▶ _DIRECTIONS_
Reproduce part of the passage about tax cuts and government revenue word for word, starting at the words "Did the Bush" and stopping after "collapse and 9/11.".

— BEGIN PASSAGE TO READ —

Not much beyond correlation, which is why one must have a broad understanding of a number of variables involved in any such analysis as well as a substantive theoretical background from which to interpret statistical graphs such as this, which are after all, human methodological constructions that only capture a limited and compartmentalized snapshot of much more complex phenomena.
Did the Bush tax hikes decease or raise revenue? Well, what a graph like this one tells us is that revenues deceased as the tax cuts were phased in, and then took of after full implementation. But is this lag in revenue increase fully a product of the tax cuts? Kevin ignores confounding variables such as the major recession under way between 2000 and 2003, fueled by the dot com collapse and 9/11.
Its simple to understand that evenue rises as GDP goes up, as population rises and more people enter the workforce, and as people live and work longer. This explains Graham's disingenuous statistical analysis through which he attempts to show that revenue has continually risen over decades while through both high and low tax periods:

Note that Graham has just provided, unwittingly perhaps, the very evidence against his own argument that Laffer and other free market economists would point to as evidence of their claims. Look at the graph. At the end of the Nixon and Carter years (both liberal, interventionist Keynesians given to high taxes, deep government regulation, and price controlling), government revenue was well under half of what it was after the seven year supply side boom of the eighties.

— END PASSAGE TO READ —
— BEGIN RECORDS PROVIDED —

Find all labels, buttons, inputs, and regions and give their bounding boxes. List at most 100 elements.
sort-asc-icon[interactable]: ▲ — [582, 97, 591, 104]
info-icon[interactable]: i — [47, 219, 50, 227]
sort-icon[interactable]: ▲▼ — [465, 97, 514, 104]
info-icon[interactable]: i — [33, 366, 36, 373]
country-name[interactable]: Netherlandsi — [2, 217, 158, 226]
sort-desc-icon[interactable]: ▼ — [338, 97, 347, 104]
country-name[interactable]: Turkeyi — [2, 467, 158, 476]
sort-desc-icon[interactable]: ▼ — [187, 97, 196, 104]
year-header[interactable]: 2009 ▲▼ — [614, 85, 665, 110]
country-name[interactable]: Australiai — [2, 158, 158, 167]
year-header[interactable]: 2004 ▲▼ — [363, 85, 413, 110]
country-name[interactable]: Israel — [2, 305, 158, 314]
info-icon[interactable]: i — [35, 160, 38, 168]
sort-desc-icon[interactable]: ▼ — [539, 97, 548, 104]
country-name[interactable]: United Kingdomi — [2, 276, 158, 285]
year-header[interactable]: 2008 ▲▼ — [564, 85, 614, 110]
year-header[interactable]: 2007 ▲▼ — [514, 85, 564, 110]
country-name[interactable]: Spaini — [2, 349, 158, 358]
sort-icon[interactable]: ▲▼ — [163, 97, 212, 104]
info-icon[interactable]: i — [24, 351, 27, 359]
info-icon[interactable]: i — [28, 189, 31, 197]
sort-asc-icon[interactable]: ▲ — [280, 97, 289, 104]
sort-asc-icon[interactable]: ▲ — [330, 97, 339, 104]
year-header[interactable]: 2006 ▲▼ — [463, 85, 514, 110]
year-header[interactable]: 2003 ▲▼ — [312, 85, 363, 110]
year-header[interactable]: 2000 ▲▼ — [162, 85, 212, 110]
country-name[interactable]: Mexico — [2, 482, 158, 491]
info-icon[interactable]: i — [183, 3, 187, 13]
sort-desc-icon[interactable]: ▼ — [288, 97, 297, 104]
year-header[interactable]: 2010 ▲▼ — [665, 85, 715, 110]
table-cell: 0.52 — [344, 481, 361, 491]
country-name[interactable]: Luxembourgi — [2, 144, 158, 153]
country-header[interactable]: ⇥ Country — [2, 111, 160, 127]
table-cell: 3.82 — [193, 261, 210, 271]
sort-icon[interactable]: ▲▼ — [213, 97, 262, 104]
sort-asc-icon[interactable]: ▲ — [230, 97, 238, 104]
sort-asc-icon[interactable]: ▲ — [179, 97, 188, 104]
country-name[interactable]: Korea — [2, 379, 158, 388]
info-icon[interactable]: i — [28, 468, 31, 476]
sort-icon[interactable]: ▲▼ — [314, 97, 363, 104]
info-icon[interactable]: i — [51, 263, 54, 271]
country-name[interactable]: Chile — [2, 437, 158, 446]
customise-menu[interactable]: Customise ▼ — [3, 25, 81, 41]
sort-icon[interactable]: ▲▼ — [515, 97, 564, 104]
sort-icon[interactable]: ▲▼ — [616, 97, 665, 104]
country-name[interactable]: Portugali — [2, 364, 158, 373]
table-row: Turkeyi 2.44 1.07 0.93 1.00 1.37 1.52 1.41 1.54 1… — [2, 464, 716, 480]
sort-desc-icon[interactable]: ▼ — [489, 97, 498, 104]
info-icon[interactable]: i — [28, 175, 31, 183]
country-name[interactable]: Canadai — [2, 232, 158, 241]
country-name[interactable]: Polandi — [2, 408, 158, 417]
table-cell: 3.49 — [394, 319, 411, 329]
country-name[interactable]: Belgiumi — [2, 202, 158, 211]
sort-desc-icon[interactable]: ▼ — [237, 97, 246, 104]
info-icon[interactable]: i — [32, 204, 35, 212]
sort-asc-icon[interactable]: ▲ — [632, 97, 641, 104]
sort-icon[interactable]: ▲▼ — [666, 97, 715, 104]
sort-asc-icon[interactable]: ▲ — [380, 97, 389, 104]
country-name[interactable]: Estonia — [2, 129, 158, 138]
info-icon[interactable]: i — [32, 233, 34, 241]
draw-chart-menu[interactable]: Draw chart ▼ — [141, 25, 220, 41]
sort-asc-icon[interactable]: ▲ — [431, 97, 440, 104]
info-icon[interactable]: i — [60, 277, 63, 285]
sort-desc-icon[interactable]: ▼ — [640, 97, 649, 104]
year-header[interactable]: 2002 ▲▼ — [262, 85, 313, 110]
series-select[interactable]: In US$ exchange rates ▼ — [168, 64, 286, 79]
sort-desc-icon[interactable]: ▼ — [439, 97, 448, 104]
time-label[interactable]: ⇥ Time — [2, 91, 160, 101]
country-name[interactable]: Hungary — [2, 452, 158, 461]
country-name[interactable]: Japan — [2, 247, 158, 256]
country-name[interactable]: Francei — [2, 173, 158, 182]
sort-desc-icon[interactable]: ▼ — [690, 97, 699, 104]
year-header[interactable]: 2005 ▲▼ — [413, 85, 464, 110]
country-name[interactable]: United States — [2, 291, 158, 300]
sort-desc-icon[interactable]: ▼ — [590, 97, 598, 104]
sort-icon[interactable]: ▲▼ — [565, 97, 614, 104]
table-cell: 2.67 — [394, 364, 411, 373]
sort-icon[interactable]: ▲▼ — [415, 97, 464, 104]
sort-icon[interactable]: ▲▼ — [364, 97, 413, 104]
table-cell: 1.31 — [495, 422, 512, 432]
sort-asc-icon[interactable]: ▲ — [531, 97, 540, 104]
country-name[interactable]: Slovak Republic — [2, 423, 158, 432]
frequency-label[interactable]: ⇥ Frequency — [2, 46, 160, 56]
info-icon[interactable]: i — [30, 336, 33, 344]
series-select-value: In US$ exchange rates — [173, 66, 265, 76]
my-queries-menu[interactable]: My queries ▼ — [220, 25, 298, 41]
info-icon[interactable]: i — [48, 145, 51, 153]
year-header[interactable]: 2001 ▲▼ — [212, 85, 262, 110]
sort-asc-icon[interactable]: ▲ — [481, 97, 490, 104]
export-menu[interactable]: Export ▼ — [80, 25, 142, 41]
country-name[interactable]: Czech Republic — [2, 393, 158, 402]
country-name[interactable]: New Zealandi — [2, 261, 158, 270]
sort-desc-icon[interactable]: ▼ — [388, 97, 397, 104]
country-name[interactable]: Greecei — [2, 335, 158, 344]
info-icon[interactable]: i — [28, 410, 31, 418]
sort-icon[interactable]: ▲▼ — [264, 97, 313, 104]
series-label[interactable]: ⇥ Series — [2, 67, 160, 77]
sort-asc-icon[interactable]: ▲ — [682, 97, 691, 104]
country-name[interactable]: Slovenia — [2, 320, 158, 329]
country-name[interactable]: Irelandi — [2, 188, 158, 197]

— END RECORDS PROVIDED —

▶ _OUTPUT BELOW_
Did the Bush tax hikes decease or raise revenue? Well, what a graph like this one tells us is that revenues deceased as the tax cuts were phased in, and then took of after full implementation. But is this lag in revenue increase fully a product of the tax cuts? Kevin ignores confounding variables such as the major recession under way between 2000 and 2003, fueled by the dot com collapse and 9/11.